[start]

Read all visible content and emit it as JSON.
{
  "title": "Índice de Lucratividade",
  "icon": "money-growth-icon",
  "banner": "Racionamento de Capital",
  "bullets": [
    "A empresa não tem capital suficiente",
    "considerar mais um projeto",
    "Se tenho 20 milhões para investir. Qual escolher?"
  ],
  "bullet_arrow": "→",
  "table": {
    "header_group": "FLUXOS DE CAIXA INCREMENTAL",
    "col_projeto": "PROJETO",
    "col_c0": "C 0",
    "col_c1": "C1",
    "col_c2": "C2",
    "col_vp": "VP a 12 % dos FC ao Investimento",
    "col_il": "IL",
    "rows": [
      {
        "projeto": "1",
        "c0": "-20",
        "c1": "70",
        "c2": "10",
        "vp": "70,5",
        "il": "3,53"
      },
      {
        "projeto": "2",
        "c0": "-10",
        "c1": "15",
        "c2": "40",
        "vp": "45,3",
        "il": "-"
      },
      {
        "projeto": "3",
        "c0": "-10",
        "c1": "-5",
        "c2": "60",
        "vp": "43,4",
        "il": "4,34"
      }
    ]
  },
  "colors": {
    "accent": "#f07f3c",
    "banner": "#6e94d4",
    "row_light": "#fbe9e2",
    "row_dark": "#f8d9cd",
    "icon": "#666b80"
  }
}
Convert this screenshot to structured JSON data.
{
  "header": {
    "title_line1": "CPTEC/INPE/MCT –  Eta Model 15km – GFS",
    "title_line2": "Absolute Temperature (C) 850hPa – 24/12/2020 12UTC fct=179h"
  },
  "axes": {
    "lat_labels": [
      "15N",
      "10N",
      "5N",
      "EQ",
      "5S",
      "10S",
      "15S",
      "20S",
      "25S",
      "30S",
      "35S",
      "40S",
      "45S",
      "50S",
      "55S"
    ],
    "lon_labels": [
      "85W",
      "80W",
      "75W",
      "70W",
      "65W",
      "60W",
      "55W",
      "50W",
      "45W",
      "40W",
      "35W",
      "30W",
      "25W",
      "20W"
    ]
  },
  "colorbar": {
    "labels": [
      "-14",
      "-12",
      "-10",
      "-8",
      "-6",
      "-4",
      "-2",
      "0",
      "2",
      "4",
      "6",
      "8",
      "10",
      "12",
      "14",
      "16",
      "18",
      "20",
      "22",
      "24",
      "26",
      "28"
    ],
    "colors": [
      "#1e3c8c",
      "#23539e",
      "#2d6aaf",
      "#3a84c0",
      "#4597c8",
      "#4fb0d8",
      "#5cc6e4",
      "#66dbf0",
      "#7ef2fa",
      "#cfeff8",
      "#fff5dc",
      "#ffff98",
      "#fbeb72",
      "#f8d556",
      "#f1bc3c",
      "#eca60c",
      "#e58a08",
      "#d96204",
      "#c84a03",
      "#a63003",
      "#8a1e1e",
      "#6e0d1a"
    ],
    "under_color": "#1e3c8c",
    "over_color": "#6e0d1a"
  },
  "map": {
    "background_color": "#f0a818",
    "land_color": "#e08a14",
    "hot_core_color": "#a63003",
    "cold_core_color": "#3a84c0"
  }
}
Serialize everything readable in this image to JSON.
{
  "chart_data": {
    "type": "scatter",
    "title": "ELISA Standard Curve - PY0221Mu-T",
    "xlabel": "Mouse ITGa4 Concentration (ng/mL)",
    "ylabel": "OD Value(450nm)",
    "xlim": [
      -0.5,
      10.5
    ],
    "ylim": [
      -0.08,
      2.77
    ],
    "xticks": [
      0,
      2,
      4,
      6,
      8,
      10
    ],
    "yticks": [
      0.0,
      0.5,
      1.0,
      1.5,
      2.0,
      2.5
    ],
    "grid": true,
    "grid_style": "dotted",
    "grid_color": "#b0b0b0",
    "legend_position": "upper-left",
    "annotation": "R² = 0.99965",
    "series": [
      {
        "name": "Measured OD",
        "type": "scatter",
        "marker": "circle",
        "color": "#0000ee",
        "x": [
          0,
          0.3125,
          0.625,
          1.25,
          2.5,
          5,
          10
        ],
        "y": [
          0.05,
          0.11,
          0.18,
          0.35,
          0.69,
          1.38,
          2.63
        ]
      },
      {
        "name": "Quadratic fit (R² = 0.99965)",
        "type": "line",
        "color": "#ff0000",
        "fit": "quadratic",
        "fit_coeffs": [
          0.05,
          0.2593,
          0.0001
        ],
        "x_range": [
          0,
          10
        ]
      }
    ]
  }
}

[end]

» Stated task: Go through the listing and copy all of it exactly.

» Problem solution:
Read all visible content and emit it as JSON.
{
  "title": "Índice de Lucratividade",
  "icon": "money-growth-icon",
  "banner": "Racionamento de Capital",
  "bullets": [
    "A empresa não tem capital suficiente",
    "considerar mais um projeto",
    "Se tenho 20 milhões para investir. Qual escolher?"
  ],
  "bullet_arrow": "→",
  "table": {
    "header_group": "FLUXOS DE CAIXA INCREMENTAL",
    "col_projeto": "PROJETO",
    "col_c0": "C 0",
    "col_c1": "C1",
    "col_c2": "C2",
    "col_vp": "VP a 12 % dos FC ao Investimento",
    "col_il": "IL",
    "rows": [
      {
        "projeto": "1",
        "c0": "-20",
        "c1": "70",
        "c2": "10",
        "vp": "70,5",
        "il": "3,53"
      },
      {
        "projeto": "2",
        "c0": "-10",
        "c1": "15",
        "c2": "40",
        "vp": "45,3",
        "il": "-"
      },
      {
        "projeto": "3",
        "c0": "-10",
        "c1": "-5",
        "c2": "60",
        "vp": "43,4",
        "il": "4,34"
      }
    ]
  },
  "colors": {
    "accent": "#f07f3c",
    "banner": "#6e94d4",
    "row_light": "#fbe9e2",
    "row_dark": "#f8d9cd",
    "icon": "#666b80"
  }
}
Convert this screenshot to structured JSON data.
{
  "header": {
    "title_line1": "CPTEC/INPE/MCT –  Eta Model 15km – GFS",
    "title_line2": "Absolute Temperature (C) 850hPa – 24/12/2020 12UTC fct=179h"
  },
  "axes": {
    "lat_labels": [
      "15N",
      "10N",
      "5N",
      "EQ",
      "5S",
      "10S",
      "15S",
      "20S",
      "25S",
      "30S",
      "35S",
      "40S",
      "45S",
      "50S",
      "55S"
    ],
    "lon_labels": [
      "85W",
      "80W",
      "75W",
      "70W",
      "65W",
      "60W",
      "55W",
      "50W",
      "45W",
      "40W",
      "35W",
      "30W",
      "25W",
      "20W"
    ]
  },
  "colorbar": {
    "labels": [
      "-14",
      "-12",
      "-10",
      "-8",
      "-6",
      "-4",
      "-2",
      "0",
      "2",
      "4",
      "6",
      "8",
      "10",
      "12",
      "14",
      "16",
      "18",
      "20",
      "22",
      "24",
      "26",
      "28"
    ],
    "colors": [
      "#1e3c8c",
      "#23539e",
      "#2d6aaf",
      "#3a84c0",
      "#4597c8",
      "#4fb0d8",
      "#5cc6e4",
      "#66dbf0",
      "#7ef2fa",
      "#cfeff8",
      "#fff5dc",
      "#ffff98",
      "#fbeb72",
      "#f8d556",
      "#f1bc3c",
      "#eca60c",
      "#e58a08",
      "#d96204",
      "#c84a03",
      "#a63003",
      "#8a1e1e",
      "#6e0d1a"
    ],
    "under_color": "#1e3c8c",
    "over_color": "#6e0d1a"
  },
  "map": {
    "background_color": "#f0a818",
    "land_color": "#e08a14",
    "hot_core_color": "#a63003",
    "cold_core_color": "#3a84c0"
  }
}
Serialize everything readable in this image to JSON.
{
  "chart_data": {
    "type": "scatter",
    "title": "ELISA Standard Curve - PY0221Mu-T",
    "xlabel": "Mouse ITGa4 Concentration (ng/mL)",
    "ylabel": "OD Value(450nm)",
    "xlim": [
      -0.5,
      10.5
    ],
    "ylim": [
      -0.08,
      2.77
    ],
    "xticks": [
      0,
      2,
      4,
      6,
      8,
      10
    ],
    "yticks": [
      0.0,
      0.5,
      1.0,
      1.5,
      2.0,
      2.5
    ],
    "grid": true,
    "grid_style": "dotted",
    "grid_color": "#b0b0b0",
    "legend_position": "upper-left",
    "annotation": "R² = 0.99965",
    "series": [
      {
        "name": "Measured OD",
        "type": "scatter",
        "marker": "circle",
        "color": "#0000ee",
        "x": [
          0,
          0.3125,
          0.625,
          1.25,
          2.5,
          5,
          10
        ],
        "y": [
          0.05,
          0.11,
          0.18,
          0.35,
          0.69,
          1.38,
          2.63
        ]
      },
      {
        "name": "Quadratic fit (R² = 0.99965)",
        "type": "line",
        "color": "#ff0000",
        "fit": "quadratic",
        "fit_coeffs": [
          0.05,
          0.2593,
          0.0001
        ],
        "x_range": [
          0,
          10
        ]
      }
    ]
  }
}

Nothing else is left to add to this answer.